Records provided.

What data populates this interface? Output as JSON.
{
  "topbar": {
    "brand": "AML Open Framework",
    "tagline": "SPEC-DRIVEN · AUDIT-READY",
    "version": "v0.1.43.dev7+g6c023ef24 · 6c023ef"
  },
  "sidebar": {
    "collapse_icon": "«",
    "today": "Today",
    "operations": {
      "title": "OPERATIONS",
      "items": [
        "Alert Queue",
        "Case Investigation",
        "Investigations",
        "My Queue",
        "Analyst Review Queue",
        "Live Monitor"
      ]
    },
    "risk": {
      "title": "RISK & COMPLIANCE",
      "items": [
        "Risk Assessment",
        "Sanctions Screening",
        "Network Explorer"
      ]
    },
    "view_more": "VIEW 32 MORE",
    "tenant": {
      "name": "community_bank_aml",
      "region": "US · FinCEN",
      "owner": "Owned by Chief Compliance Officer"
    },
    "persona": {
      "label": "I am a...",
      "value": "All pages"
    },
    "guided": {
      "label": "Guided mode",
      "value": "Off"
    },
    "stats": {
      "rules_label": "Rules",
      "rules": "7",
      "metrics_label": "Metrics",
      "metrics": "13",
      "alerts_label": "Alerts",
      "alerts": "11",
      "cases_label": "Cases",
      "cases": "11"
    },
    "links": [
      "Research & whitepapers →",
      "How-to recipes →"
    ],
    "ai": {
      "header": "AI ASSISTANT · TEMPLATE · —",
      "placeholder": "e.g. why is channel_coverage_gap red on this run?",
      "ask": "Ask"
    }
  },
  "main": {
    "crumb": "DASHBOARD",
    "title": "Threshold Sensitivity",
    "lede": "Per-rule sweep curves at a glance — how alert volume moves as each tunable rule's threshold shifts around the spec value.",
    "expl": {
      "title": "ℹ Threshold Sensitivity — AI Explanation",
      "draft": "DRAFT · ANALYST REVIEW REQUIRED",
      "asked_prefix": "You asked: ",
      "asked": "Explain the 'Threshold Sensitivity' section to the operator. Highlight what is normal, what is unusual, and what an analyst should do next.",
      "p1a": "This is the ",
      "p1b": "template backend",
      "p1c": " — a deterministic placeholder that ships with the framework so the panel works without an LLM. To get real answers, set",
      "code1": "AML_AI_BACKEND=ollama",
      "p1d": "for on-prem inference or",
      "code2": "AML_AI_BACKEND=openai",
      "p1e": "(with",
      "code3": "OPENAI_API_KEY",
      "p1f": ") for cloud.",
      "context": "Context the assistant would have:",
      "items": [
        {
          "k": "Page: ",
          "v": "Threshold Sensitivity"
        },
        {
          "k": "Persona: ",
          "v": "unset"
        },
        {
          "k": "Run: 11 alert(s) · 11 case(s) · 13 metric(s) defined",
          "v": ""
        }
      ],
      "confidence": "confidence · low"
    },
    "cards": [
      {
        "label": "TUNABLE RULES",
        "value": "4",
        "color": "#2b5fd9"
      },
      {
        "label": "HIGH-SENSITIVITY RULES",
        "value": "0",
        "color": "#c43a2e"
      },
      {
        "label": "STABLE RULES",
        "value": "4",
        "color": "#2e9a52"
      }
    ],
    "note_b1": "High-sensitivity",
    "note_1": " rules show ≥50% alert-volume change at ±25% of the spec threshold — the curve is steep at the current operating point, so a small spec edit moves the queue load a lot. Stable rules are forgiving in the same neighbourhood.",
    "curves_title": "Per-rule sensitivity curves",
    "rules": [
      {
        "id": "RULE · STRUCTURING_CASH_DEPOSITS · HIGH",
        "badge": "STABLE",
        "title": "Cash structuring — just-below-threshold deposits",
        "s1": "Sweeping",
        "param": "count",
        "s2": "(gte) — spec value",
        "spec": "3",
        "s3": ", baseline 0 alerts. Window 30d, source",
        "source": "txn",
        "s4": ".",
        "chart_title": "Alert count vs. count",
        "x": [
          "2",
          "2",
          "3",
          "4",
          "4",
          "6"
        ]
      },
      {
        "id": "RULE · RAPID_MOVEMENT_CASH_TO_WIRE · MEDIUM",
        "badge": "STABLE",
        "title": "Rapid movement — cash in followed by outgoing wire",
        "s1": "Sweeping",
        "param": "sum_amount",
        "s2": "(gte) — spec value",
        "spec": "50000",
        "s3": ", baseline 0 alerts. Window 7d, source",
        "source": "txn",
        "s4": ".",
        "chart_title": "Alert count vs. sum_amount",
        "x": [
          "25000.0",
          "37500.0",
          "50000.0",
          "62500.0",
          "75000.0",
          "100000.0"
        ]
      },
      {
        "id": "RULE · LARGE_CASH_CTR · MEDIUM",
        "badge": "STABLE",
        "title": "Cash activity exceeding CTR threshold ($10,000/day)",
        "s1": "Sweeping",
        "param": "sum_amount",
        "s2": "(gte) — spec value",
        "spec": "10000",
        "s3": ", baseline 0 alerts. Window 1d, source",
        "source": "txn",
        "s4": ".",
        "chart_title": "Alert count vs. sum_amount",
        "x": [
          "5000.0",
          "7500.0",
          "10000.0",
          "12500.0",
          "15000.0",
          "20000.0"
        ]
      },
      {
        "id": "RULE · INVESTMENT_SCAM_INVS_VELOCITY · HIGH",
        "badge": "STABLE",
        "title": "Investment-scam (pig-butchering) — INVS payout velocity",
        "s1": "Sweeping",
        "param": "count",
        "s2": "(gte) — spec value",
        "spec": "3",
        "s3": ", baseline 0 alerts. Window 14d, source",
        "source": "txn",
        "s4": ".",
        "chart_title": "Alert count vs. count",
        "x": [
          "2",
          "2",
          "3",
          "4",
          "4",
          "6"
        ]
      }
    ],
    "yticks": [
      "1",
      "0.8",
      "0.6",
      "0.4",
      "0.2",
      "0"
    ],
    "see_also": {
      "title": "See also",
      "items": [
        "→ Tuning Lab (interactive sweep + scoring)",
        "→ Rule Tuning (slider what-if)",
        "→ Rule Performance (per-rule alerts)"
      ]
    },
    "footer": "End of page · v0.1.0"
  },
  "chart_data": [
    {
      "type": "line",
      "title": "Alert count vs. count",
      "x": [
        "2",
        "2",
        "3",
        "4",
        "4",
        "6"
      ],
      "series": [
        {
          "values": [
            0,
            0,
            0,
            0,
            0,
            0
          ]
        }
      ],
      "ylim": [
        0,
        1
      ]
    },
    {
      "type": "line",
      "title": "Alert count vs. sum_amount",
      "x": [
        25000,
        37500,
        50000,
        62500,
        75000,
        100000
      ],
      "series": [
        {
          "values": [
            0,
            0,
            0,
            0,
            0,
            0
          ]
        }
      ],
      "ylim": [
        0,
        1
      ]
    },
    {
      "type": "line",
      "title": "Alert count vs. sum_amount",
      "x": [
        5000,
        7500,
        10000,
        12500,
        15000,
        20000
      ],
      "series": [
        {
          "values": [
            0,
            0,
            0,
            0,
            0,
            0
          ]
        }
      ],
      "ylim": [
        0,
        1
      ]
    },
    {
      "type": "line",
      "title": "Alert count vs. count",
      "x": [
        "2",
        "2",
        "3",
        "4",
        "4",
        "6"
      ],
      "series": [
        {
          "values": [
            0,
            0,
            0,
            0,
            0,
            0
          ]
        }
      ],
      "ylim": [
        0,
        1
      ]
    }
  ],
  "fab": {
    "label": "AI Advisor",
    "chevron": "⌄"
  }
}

Task to complete. Write the entire listing out again, word for word.

Result below.
What data populates this interface? Output as JSON.
{
  "topbar": {
    "brand": "AML Open Framework",
    "tagline": "SPEC-DRIVEN · AUDIT-READY",
    "version": "v0.1.43.dev7+g6c023ef24 · 6c023ef"
  },
  "sidebar": {
    "collapse_icon": "«",
    "today": "Today",
    "operations": {
      "title": "OPERATIONS",
      "items": [
        "Alert Queue",
        "Case Investigation",
        "Investigations",
        "My Queue",
        "Analyst Review Queue",
        "Live Monitor"
      ]
    },
    "risk": {
      "title": "RISK & COMPLIANCE",
      "items": [
        "Risk Assessment",
        "Sanctions Screening",
        "Network Explorer"
      ]
    },
    "view_more": "VIEW 32 MORE",
    "tenant": {
      "name": "community_bank_aml",
      "region": "US · FinCEN",
      "owner": "Owned by Chief Compliance Officer"
    },
    "persona": {
      "label": "I am a...",
      "value": "All pages"
    },
    "guided": {
      "label": "Guided mode",
      "value": "Off"
    },
    "stats": {
      "rules_label": "Rules",
      "rules": "7",
      "metrics_label": "Metrics",
      "metrics": "13",
      "alerts_label": "Alerts",
      "alerts": "11",
      "cases_label": "Cases",
      "cases": "11"
    },
    "links": [
      "Research & whitepapers →",
      "How-to recipes →"
    ],
    "ai": {
      "header": "AI ASSISTANT · TEMPLATE · —",
      "placeholder": "e.g. why is channel_coverage_gap red on this run?",
      "ask": "Ask"
    }
  },
  "main": {
    "crumb": "DASHBOARD",
    "title": "Threshold Sensitivity",
    "lede": "Per-rule sweep curves at a glance — how alert volume moves as each tunable rule's threshold shifts around the spec value.",
    "expl": {
      "title": "ℹ Threshold Sensitivity — AI Explanation",
      "draft": "DRAFT · ANALYST REVIEW REQUIRED",
      "asked_prefix": "You asked: ",
      "asked": "Explain the 'Threshold Sensitivity' section to the operator. Highlight what is normal, what is unusual, and what an analyst should do next.",
      "p1a": "This is the ",
      "p1b": "template backend",
      "p1c": " — a deterministic placeholder that ships with the framework so the panel works without an LLM. To get real answers, set",
      "code1": "AML_AI_BACKEND=ollama",
      "p1d": "for on-prem inference or",
      "code2": "AML_AI_BACKEND=openai",
      "p1e": "(with",
      "code3": "OPENAI_API_KEY",
      "p1f": ") for cloud.",
      "context": "Context the assistant would have:",
      "items": [
        {
          "k": "Page: ",
          "v": "Threshold Sensitivity"
        },
        {
          "k": "Persona: ",
          "v": "unset"
        },
        {
          "k": "Run: 11 alert(s) · 11 case(s) · 13 metric(s) defined",
          "v": ""
        }
      ],
      "confidence": "confidence · low"
    },
    "cards": [
      {
        "label": "TUNABLE RULES",
        "value": "4",
        "color": "#2b5fd9"
      },
      {
        "label": "HIGH-SENSITIVITY RULES",
        "value": "0",
        "color": "#c43a2e"
      },
      {
        "label": "STABLE RULES",
        "value": "4",
        "color": "#2e9a52"
      }
    ],
    "note_b1": "High-sensitivity",
    "note_1": " rules show ≥50% alert-volume change at ±25% of the spec threshold — the curve is steep at the current operating point, so a small spec edit moves the queue load a lot. Stable rules are forgiving in the same neighbourhood.",
    "curves_title": "Per-rule sensitivity curves",
    "rules": [
      {
        "id": "RULE · STRUCTURING_CASH_DEPOSITS · HIGH",
        "badge": "STABLE",
        "title": "Cash structuring — just-below-threshold deposits",
        "s1": "Sweeping",
        "param": "count",
        "s2": "(gte) — spec value",
        "spec": "3",
        "s3": ", baseline 0 alerts. Window 30d, source",
        "source": "txn",
        "s4": ".",
        "chart_title": "Alert count vs. count",
        "x": [
          "2",
          "2",
          "3",
          "4",
          "4",
          "6"
        ]
      },
      {
        "id": "RULE · RAPID_MOVEMENT_CASH_TO_WIRE · MEDIUM",
        "badge": "STABLE",
        "title": "Rapid movement — cash in followed by outgoing wire",
        "s1": "Sweeping",
        "param": "sum_amount",
        "s2": "(gte) — spec value",
        "spec": "50000",
        "s3": ", baseline 0 alerts. Window 7d, source",
        "source": "txn",
        "s4": ".",
        "chart_title": "Alert count vs. sum_amount",
        "x": [
          "25000.0",
          "37500.0",
          "50000.0",
          "62500.0",
          "75000.0",
          "100000.0"
        ]
      },
      {
        "id": "RULE · LARGE_CASH_CTR · MEDIUM",
        "badge": "STABLE",
        "title": "Cash activity exceeding CTR threshold ($10,000/day)",
        "s1": "Sweeping",
        "param": "sum_amount",
        "s2": "(gte) — spec value",
        "spec": "10000",
        "s3": ", baseline 0 alerts. Window 1d, source",
        "source": "txn",
        "s4": ".",
        "chart_title": "Alert count vs. sum_amount",
        "x": [
          "5000.0",
          "7500.0",
          "10000.0",
          "12500.0",
          "15000.0",
          "20000.0"
        ]
      },
      {
        "id": "RULE · INVESTMENT_SCAM_INVS_VELOCITY · HIGH",
        "badge": "STABLE",
        "title": "Investment-scam (pig-butchering) — INVS payout velocity",
        "s1": "Sweeping",
        "param": "count",
        "s2": "(gte) — spec value",
        "spec": "3",
        "s3": ", baseline 0 alerts. Window 14d, source",
        "source": "txn",
        "s4": ".",
        "chart_title": "Alert count vs. count",
        "x": [
          "2",
          "2",
          "3",
          "4",
          "4",
          "6"
        ]
      }
    ],
    "yticks": [
      "1",
      "0.8",
      "0.6",
      "0.4",
      "0.2",
      "0"
    ],
    "see_also": {
      "title": "See also",
      "items": [
        "→ Tuning Lab (interactive sweep + scoring)",
        "→ Rule Tuning (slider what-if)",
        "→ Rule Performance (per-rule alerts)"
      ]
    },
    "footer": "End of page · v0.1.0"
  },
  "chart_data": [
    {
      "type": "line",
      "title": "Alert count vs. count",
      "x": [
        "2",
        "2",
        "3",
        "4",
        "4",
        "6"
      ],
      "series": [
        {
          "values": [
            0,
            0,
            0,
            0,
            0,
            0
          ]
        }
      ],
      "ylim": [
        0,
        1
      ]
    },
    {
      "type": "line",
      "title": "Alert count vs. sum_amount",
      "x": [
        25000,
        37500,
        50000,
        62500,
        75000,
        100000
      ],
      "series": [
        {
          "values": [
            0,
            0,
            0,
            0,
            0,
            0
          ]
        }
      ],
      "ylim": [
        0,
        1
      ]
    },
    {
      "type": "line",
      "title": "Alert count vs. sum_amount",
      "x": [
        5000,
        7500,
        10000,
        12500,
        15000,
        20000
      ],
      "series": [
        {
          "values": [
            0,
            0,
            0,
            0,
            0,
            0
          ]
        }
      ],
      "ylim": [
        0,
        1
      ]
    },
    {
      "type": "line",
      "title": "Alert count vs. count",
      "x": [
        "2",
        "2",
        "3",
        "4",
        "4",
        "6"
      ],
      "series": [
        {
          "values": [
            0,
            0,
            0,
            0,
            0,
            0
          ]
        }
      ],
      "ylim": [
        0,
        1
      ]
    }
  ],
  "fab": {
    "label": "AI Advisor",
    "chevron": "⌄"
  }
}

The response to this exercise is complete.